Dataset entries on figures:
---+---

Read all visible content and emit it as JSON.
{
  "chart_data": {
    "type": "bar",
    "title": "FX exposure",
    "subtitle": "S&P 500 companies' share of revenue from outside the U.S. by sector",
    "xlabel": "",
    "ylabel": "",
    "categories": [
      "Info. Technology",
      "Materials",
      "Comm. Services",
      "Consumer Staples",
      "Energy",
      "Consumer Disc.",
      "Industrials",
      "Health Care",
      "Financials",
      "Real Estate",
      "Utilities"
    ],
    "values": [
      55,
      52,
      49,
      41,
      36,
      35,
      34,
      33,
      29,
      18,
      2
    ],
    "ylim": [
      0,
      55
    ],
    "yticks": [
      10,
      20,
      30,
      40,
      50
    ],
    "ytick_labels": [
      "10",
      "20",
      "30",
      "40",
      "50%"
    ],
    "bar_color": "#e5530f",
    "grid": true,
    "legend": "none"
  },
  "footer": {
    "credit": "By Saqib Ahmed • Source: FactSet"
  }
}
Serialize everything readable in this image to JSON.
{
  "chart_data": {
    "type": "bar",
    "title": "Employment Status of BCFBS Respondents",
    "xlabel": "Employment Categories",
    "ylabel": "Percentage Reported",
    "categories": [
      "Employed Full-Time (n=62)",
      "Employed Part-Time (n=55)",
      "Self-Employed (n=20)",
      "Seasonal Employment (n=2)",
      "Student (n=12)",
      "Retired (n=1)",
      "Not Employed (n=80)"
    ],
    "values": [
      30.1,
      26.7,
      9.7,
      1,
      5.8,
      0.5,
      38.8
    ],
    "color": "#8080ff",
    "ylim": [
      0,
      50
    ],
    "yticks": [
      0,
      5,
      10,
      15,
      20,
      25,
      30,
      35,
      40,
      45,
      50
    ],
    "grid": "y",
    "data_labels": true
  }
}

---+---

=== Do this ===
Return each entry from above without altering a single character.

=== The result ===
Read all visible content and emit it as JSON.
{
  "chart_data": {
    "type": "bar",
    "title": "FX exposure",
    "subtitle": "S&P 500 companies' share of revenue from outside the U.S. by sector",
    "xlabel": "",
    "ylabel": "",
    "categories": [
      "Info. Technology",
      "Materials",
      "Comm. Services",
      "Consumer Staples",
      "Energy",
      "Consumer Disc.",
      "Industrials",
      "Health Care",
      "Financials",
      "Real Estate",
      "Utilities"
    ],
    "values": [
      55,
      52,
      49,
      41,
      36,
      35,
      34,
      33,
      29,
      18,
      2
    ],
    "ylim": [
      0,
      55
    ],
    "yticks": [
      10,
      20,
      30,
      40,
      50
    ],
    "ytick_labels": [
      "10",
      "20",
      "30",
      "40",
      "50%"
    ],
    "bar_color": "#e5530f",
    "grid": true,
    "legend": "none"
  },
  "footer": {
    "credit": "By Saqib Ahmed • Source: FactSet"
  }
}
Serialize everything readable in this image to JSON.
{
  "chart_data": {
    "type": "bar",
    "title": "Employment Status of BCFBS Respondents",
    "xlabel": "Employment Categories",
    "ylabel": "Percentage Reported",
    "categories": [
      "Employed Full-Time (n=62)",
      "Employed Part-Time (n=55)",
      "Self-Employed (n=20)",
      "Seasonal Employment (n=2)",
      "Student (n=12)",
      "Retired (n=1)",
      "Not Employed (n=80)"
    ],
    "values": [
      30.1,
      26.7,
      9.7,
      1,
      5.8,
      0.5,
      38.8
    ],
    "color": "#8080ff",
    "ylim": [
      0,
      50
    ],
    "yticks": [
      0,
      5,
      10,
      15,
      20,
      25,
      30,
      35,
      40,
      45,
      50
    ],
    "grid": "y",
    "data_labels": true
  }
}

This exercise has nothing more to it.